Region annotation data
↓↓↓
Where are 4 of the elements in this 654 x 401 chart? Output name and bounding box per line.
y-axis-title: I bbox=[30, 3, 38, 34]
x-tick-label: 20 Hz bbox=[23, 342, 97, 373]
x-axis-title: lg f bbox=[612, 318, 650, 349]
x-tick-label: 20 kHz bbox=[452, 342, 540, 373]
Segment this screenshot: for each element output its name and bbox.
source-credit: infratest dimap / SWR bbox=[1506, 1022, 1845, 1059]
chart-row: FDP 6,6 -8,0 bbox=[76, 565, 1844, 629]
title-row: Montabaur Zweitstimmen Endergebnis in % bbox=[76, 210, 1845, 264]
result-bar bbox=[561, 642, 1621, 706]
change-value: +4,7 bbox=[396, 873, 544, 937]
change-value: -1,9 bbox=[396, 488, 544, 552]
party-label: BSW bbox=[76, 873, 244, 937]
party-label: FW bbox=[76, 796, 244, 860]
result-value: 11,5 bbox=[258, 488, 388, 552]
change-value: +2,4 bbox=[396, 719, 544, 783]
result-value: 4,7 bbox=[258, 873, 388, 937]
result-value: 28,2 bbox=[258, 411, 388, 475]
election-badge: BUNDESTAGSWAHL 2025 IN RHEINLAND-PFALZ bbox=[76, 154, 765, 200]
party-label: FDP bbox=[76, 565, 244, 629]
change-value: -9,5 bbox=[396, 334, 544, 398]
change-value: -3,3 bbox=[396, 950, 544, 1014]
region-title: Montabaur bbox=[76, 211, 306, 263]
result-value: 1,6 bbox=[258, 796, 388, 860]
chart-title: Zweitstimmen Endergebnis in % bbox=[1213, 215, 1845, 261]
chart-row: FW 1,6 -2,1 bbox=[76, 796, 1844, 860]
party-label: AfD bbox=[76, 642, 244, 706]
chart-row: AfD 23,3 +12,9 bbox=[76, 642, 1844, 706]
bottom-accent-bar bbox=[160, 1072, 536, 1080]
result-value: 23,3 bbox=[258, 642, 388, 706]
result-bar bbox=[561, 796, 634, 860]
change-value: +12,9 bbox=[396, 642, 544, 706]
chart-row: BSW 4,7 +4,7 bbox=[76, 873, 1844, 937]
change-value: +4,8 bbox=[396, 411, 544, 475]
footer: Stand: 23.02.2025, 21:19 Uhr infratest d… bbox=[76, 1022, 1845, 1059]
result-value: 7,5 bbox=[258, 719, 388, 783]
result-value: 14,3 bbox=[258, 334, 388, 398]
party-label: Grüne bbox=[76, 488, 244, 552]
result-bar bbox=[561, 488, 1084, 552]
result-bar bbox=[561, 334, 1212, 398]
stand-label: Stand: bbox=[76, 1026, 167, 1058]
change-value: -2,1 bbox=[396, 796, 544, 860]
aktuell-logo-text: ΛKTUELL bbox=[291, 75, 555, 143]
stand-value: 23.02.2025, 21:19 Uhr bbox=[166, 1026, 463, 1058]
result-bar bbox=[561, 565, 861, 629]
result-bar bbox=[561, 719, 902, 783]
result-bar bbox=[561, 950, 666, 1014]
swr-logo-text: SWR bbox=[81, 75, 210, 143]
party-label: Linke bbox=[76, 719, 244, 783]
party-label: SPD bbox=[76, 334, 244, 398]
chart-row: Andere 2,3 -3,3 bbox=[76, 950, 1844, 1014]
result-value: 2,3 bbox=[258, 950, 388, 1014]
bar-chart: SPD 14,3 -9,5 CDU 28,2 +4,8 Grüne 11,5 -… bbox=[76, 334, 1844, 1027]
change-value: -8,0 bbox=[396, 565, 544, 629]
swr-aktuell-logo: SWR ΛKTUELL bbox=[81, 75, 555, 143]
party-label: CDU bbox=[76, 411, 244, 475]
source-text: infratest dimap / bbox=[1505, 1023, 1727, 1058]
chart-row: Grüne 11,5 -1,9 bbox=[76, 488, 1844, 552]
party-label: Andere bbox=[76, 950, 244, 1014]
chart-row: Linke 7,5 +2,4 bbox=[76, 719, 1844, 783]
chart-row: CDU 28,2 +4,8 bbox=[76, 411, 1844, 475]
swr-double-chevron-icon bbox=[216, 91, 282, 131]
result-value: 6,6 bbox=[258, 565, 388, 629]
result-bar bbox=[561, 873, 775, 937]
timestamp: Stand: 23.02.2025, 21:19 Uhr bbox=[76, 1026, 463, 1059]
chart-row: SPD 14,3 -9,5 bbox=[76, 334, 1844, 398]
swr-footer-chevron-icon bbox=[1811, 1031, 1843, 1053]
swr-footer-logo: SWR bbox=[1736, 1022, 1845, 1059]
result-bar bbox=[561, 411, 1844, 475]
↑↑↑
WRITTEN REQUEST >> Can you copy every line of the data above without changing anything?

COMPLETE OUTPUT >>
Where are 4 of the elements in this 654 x 401 chart? Output name and bounding box per line.
y-axis-title: I bbox=[30, 3, 38, 34]
x-tick-label: 20 Hz bbox=[23, 342, 97, 373]
x-axis-title: lg f bbox=[612, 318, 650, 349]
x-tick-label: 20 kHz bbox=[452, 342, 540, 373]
Segment this screenshot: for each element output its name and bbox.
source-credit: infratest dimap / SWR bbox=[1506, 1022, 1845, 1059]
chart-row: FDP 6,6 -8,0 bbox=[76, 565, 1844, 629]
title-row: Montabaur Zweitstimmen Endergebnis in % bbox=[76, 210, 1845, 264]
result-bar bbox=[561, 642, 1621, 706]
change-value: +4,7 bbox=[396, 873, 544, 937]
change-value: -1,9 bbox=[396, 488, 544, 552]
party-label: BSW bbox=[76, 873, 244, 937]
party-label: FW bbox=[76, 796, 244, 860]
result-value: 11,5 bbox=[258, 488, 388, 552]
change-value: +2,4 bbox=[396, 719, 544, 783]
result-value: 4,7 bbox=[258, 873, 388, 937]
result-value: 28,2 bbox=[258, 411, 388, 475]
election-badge: BUNDESTAGSWAHL 2025 IN RHEINLAND-PFALZ bbox=[76, 154, 765, 200]
party-label: FDP bbox=[76, 565, 244, 629]
change-value: -9,5 bbox=[396, 334, 544, 398]
change-value: -3,3 bbox=[396, 950, 544, 1014]
region-title: Montabaur bbox=[76, 211, 306, 263]
result-value: 1,6 bbox=[258, 796, 388, 860]
chart-title: Zweitstimmen Endergebnis in % bbox=[1213, 215, 1845, 261]
chart-row: FW 1,6 -2,1 bbox=[76, 796, 1844, 860]
party-label: AfD bbox=[76, 642, 244, 706]
chart-row: AfD 23,3 +12,9 bbox=[76, 642, 1844, 706]
bottom-accent-bar bbox=[160, 1072, 536, 1080]
result-value: 23,3 bbox=[258, 642, 388, 706]
result-bar bbox=[561, 796, 634, 860]
change-value: +12,9 bbox=[396, 642, 544, 706]
chart-row: BSW 4,7 +4,7 bbox=[76, 873, 1844, 937]
change-value: +4,8 bbox=[396, 411, 544, 475]
footer: Stand: 23.02.2025, 21:19 Uhr infratest d… bbox=[76, 1022, 1845, 1059]
result-value: 7,5 bbox=[258, 719, 388, 783]
result-value: 14,3 bbox=[258, 334, 388, 398]
party-label: Grüne bbox=[76, 488, 244, 552]
result-bar bbox=[561, 488, 1084, 552]
result-bar bbox=[561, 334, 1212, 398]
stand-label: Stand: bbox=[76, 1026, 167, 1058]
change-value: -2,1 bbox=[396, 796, 544, 860]
aktuell-logo-text: ΛKTUELL bbox=[291, 75, 555, 143]
stand-value: 23.02.2025, 21:19 Uhr bbox=[166, 1026, 463, 1058]
result-bar bbox=[561, 565, 861, 629]
result-bar bbox=[561, 719, 902, 783]
result-bar bbox=[561, 950, 666, 1014]
swr-logo-text: SWR bbox=[81, 75, 210, 143]
party-label: Linke bbox=[76, 719, 244, 783]
party-label: SPD bbox=[76, 334, 244, 398]
chart-row: Andere 2,3 -3,3 bbox=[76, 950, 1844, 1014]
result-value: 2,3 bbox=[258, 950, 388, 1014]
bar-chart: SPD 14,3 -9,5 CDU 28,2 +4,8 Grüne 11,5 -… bbox=[76, 334, 1844, 1027]
change-value: -8,0 bbox=[396, 565, 544, 629]
swr-aktuell-logo: SWR ΛKTUELL bbox=[81, 75, 555, 143]
party-label: CDU bbox=[76, 411, 244, 475]
source-text: infratest dimap / bbox=[1505, 1023, 1727, 1058]
chart-row: Grüne 11,5 -1,9 bbox=[76, 488, 1844, 552]
party-label: Andere bbox=[76, 950, 244, 1014]
chart-row: Linke 7,5 +2,4 bbox=[76, 719, 1844, 783]
chart-row: CDU 28,2 +4,8 bbox=[76, 411, 1844, 475]
swr-double-chevron-icon bbox=[216, 91, 282, 131]
result-value: 6,6 bbox=[258, 565, 388, 629]
result-bar bbox=[561, 873, 775, 937]
timestamp: Stand: 23.02.2025, 21:19 Uhr bbox=[76, 1026, 463, 1059]
chart-row: SPD 14,3 -9,5 bbox=[76, 334, 1844, 398]
swr-footer-chevron-icon bbox=[1811, 1031, 1843, 1053]
swr-footer-logo: SWR bbox=[1736, 1022, 1845, 1059]
result-bar bbox=[561, 411, 1844, 475]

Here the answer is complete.